:: STORED ROWS ::
* * * * * * *
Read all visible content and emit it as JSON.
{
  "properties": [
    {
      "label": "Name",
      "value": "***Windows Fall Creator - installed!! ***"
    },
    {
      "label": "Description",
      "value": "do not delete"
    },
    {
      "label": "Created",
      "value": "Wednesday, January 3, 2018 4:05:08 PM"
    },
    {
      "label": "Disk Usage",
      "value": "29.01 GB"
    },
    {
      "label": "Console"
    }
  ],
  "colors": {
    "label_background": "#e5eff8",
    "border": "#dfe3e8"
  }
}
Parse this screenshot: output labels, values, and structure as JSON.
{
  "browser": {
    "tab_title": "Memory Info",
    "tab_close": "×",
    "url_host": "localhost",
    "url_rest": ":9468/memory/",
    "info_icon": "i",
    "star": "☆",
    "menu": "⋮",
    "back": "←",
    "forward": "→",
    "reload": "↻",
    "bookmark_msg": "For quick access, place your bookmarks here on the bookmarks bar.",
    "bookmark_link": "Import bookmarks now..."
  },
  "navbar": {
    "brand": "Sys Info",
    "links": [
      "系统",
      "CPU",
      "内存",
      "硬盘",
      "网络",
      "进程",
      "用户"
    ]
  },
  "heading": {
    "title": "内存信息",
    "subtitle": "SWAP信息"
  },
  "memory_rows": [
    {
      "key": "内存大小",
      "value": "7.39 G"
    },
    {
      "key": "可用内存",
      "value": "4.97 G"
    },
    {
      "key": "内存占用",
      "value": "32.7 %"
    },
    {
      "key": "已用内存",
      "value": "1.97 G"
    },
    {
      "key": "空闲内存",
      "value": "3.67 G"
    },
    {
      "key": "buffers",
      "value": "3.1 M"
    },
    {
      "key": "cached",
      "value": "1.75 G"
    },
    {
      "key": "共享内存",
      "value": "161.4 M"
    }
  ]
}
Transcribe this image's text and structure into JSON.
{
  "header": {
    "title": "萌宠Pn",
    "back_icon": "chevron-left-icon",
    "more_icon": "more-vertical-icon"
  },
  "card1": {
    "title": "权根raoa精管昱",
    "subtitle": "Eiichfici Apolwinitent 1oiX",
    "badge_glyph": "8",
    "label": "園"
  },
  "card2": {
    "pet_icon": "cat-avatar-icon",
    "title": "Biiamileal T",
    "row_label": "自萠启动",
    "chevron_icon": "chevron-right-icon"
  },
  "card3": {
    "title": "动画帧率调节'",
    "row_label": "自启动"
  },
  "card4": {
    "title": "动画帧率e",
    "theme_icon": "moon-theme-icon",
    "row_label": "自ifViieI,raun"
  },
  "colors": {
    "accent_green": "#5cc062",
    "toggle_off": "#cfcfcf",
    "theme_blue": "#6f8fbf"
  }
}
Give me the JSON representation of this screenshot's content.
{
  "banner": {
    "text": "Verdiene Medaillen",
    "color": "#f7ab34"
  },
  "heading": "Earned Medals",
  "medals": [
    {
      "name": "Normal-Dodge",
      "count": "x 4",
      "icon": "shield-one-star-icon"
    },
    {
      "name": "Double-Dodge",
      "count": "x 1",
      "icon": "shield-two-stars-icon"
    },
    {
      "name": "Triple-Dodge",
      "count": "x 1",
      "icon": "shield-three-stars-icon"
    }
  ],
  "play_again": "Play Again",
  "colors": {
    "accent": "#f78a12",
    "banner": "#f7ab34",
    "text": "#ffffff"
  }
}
* * * * * * *
:: GIVEN EXERCISE ::
Print again each line of the listing above, exactly as it appears.

:: PROBLEM SOLUTION ::
Read all visible content and emit it as JSON.
{
  "properties": [
    {
      "label": "Name",
      "value": "***Windows Fall Creator - installed!! ***"
    },
    {
      "label": "Description",
      "value": "do not delete"
    },
    {
      "label": "Created",
      "value": "Wednesday, January 3, 2018 4:05:08 PM"
    },
    {
      "label": "Disk Usage",
      "value": "29.01 GB"
    },
    {
      "label": "Console"
    }
  ],
  "colors": {
    "label_background": "#e5eff8",
    "border": "#dfe3e8"
  }
}
Parse this screenshot: output labels, values, and structure as JSON.
{
  "browser": {
    "tab_title": "Memory Info",
    "tab_close": "×",
    "url_host": "localhost",
    "url_rest": ":9468/memory/",
    "info_icon": "i",
    "star": "☆",
    "menu": "⋮",
    "back": "←",
    "forward": "→",
    "reload": "↻",
    "bookmark_msg": "For quick access, place your bookmarks here on the bookmarks bar.",
    "bookmark_link": "Import bookmarks now..."
  },
  "navbar": {
    "brand": "Sys Info",
    "links": [
      "系统",
      "CPU",
      "内存",
      "硬盘",
      "网络",
      "进程",
      "用户"
    ]
  },
  "heading": {
    "title": "内存信息",
    "subtitle": "SWAP信息"
  },
  "memory_rows": [
    {
      "key": "内存大小",
      "value": "7.39 G"
    },
    {
      "key": "可用内存",
      "value": "4.97 G"
    },
    {
      "key": "内存占用",
      "value": "32.7 %"
    },
    {
      "key": "已用内存",
      "value": "1.97 G"
    },
    {
      "key": "空闲内存",
      "value": "3.67 G"
    },
    {
      "key": "buffers",
      "value": "3.1 M"
    },
    {
      "key": "cached",
      "value": "1.75 G"
    },
    {
      "key": "共享内存",
      "value": "161.4 M"
    }
  ]
}
Transcribe this image's text and structure into JSON.
{
  "header": {
    "title": "萌宠Pn",
    "back_icon": "chevron-left-icon",
    "more_icon": "more-vertical-icon"
  },
  "card1": {
    "title": "权根raoa精管昱",
    "subtitle": "Eiichfici Apolwinitent 1oiX",
    "badge_glyph": "8",
    "label": "園"
  },
  "card2": {
    "pet_icon": "cat-avatar-icon",
    "title": "Biiamileal T",
    "row_label": "自萠启动",
    "chevron_icon": "chevron-right-icon"
  },
  "card3": {
    "title": "动画帧率调节'",
    "row_label": "自启动"
  },
  "card4": {
    "title": "动画帧率e",
    "theme_icon": "moon-theme-icon",
    "row_label": "自ifViieI,raun"
  },
  "colors": {
    "accent_green": "#5cc062",
    "toggle_off": "#cfcfcf",
    "theme_blue": "#6f8fbf"
  }
}
Give me the JSON representation of this screenshot's content.
{
  "banner": {
    "text": "Verdiene Medaillen",
    "color": "#f7ab34"
  },
  "heading": "Earned Medals",
  "medals": [
    {
      "name": "Normal-Dodge",
      "count": "x 4",
      "icon": "shield-one-star-icon"
    },
    {
      "name": "Double-Dodge",
      "count": "x 1",
      "icon": "shield-two-stars-icon"
    },
    {
      "name": "Triple-Dodge",
      "count": "x 1",
      "icon": "shield-three-stars-icon"
    }
  ],
  "play_again": "Play Again",
  "colors": {
    "accent": "#f78a12",
    "banner": "#f7ab34",
    "text": "#ffffff"
  }
}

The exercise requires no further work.